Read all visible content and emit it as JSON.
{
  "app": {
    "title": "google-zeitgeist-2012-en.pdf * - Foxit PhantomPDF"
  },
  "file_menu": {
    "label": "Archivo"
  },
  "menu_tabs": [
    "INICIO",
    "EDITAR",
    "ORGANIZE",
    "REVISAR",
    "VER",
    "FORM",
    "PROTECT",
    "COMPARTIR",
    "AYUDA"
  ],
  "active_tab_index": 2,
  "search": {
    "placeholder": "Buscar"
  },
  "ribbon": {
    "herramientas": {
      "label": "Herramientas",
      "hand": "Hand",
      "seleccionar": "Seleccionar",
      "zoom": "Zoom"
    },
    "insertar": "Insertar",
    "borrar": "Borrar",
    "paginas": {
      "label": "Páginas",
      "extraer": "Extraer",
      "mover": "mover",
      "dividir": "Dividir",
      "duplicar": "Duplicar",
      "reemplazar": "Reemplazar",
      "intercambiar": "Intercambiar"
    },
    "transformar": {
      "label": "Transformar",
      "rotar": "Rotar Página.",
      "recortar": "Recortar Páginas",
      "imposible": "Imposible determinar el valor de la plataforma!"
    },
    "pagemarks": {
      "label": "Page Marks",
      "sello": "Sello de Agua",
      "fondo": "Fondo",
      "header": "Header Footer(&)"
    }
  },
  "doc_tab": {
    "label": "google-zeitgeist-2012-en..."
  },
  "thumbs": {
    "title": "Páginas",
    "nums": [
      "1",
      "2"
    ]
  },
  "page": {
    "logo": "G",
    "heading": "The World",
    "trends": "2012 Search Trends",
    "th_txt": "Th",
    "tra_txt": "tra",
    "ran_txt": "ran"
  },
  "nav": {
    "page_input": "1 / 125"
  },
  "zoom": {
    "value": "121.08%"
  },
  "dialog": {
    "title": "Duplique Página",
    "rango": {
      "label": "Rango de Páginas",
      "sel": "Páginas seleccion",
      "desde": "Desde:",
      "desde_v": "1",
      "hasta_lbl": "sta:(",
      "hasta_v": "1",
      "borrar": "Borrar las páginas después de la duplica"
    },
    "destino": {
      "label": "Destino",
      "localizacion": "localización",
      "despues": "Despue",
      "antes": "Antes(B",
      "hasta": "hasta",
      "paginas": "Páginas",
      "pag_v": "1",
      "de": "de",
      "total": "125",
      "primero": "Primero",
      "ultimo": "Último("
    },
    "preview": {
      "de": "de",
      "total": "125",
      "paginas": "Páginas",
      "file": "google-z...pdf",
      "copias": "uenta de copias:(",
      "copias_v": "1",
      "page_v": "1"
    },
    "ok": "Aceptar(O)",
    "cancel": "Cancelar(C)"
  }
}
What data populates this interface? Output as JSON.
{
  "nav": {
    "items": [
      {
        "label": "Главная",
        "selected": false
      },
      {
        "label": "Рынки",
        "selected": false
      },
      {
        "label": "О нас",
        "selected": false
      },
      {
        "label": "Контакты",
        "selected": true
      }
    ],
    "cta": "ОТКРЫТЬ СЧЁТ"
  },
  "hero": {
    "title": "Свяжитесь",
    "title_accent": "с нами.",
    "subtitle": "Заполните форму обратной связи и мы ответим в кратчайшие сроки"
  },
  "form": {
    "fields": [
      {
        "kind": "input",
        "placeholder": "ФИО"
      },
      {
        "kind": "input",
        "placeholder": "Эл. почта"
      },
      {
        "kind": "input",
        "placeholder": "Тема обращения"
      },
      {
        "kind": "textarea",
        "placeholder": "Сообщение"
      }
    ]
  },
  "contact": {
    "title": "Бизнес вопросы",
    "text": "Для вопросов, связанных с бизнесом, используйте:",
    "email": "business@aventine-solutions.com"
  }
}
------------------------------------------------------------
REQUIRED WORK: Each line above must be printed exactly as it appears.

WORKED ANSWER:
Read all visible content and emit it as JSON.
{
  "app": {
    "title": "google-zeitgeist-2012-en.pdf * - Foxit PhantomPDF"
  },
  "file_menu": {
    "label": "Archivo"
  },
  "menu_tabs": [
    "INICIO",
    "EDITAR",
    "ORGANIZE",
    "REVISAR",
    "VER",
    "FORM",
    "PROTECT",
    "COMPARTIR",
    "AYUDA"
  ],
  "active_tab_index": 2,
  "search": {
    "placeholder": "Buscar"
  },
  "ribbon": {
    "herramientas": {
      "label": "Herramientas",
      "hand": "Hand",
      "seleccionar": "Seleccionar",
      "zoom": "Zoom"
    },
    "insertar": "Insertar",
    "borrar": "Borrar",
    "paginas": {
      "label": "Páginas",
      "extraer": "Extraer",
      "mover": "mover",
      "dividir": "Dividir",
      "duplicar": "Duplicar",
      "reemplazar": "Reemplazar",
      "intercambiar": "Intercambiar"
    },
    "transformar": {
      "label": "Transformar",
      "rotar": "Rotar Página.",
      "recortar": "Recortar Páginas",
      "imposible": "Imposible determinar el valor de la plataforma!"
    },
    "pagemarks": {
      "label": "Page Marks",
      "sello": "Sello de Agua",
      "fondo": "Fondo",
      "header": "Header Footer(&)"
    }
  },
  "doc_tab": {
    "label": "google-zeitgeist-2012-en..."
  },
  "thumbs": {
    "title": "Páginas",
    "nums": [
      "1",
      "2"
    ]
  },
  "page": {
    "logo": "G",
    "heading": "The World",
    "trends": "2012 Search Trends",
    "th_txt": "Th",
    "tra_txt": "tra",
    "ran_txt": "ran"
  },
  "nav": {
    "page_input": "1 / 125"
  },
  "zoom": {
    "value": "121.08%"
  },
  "dialog": {
    "title": "Duplique Página",
    "rango": {
      "label": "Rango de Páginas",
      "sel": "Páginas seleccion",
      "desde": "Desde:",
      "desde_v": "1",
      "hasta_lbl": "sta:(",
      "hasta_v": "1",
      "borrar": "Borrar las páginas después de la duplica"
    },
    "destino": {
      "label": "Destino",
      "localizacion": "localización",
      "despues": "Despue",
      "antes": "Antes(B",
      "hasta": "hasta",
      "paginas": "Páginas",
      "pag_v": "1",
      "de": "de",
      "total": "125",
      "primero": "Primero",
      "ultimo": "Último("
    },
    "preview": {
      "de": "de",
      "total": "125",
      "paginas": "Páginas",
      "file": "google-z...pdf",
      "copias": "uenta de copias:(",
      "copias_v": "1",
      "page_v": "1"
    },
    "ok": "Aceptar(O)",
    "cancel": "Cancelar(C)"
  }
}
What data populates this interface? Output as JSON.
{
  "nav": {
    "items": [
      {
        "label": "Главная",
        "selected": false
      },
      {
        "label": "Рынки",
        "selected": false
      },
      {
        "label": "О нас",
        "selected": false
      },
      {
        "label": "Контакты",
        "selected": true
      }
    ],
    "cta": "ОТКРЫТЬ СЧЁТ"
  },
  "hero": {
    "title": "Свяжитесь",
    "title_accent": "с нами.",
    "subtitle": "Заполните форму обратной связи и мы ответим в кратчайшие сроки"
  },
  "form": {
    "fields": [
      {
        "kind": "input",
        "placeholder": "ФИО"
      },
      {
        "kind": "input",
        "placeholder": "Эл. почта"
      },
      {
        "kind": "input",
        "placeholder": "Тема обращения"
      },
      {
        "kind": "textarea",
        "placeholder": "Сообщение"
      }
    ]
  },
  "contact": {
    "title": "Бизнес вопросы",
    "text": "Для вопросов, связанных с бизнесом, используйте:",
    "email": "business@aventine-solutions.com"
  }
}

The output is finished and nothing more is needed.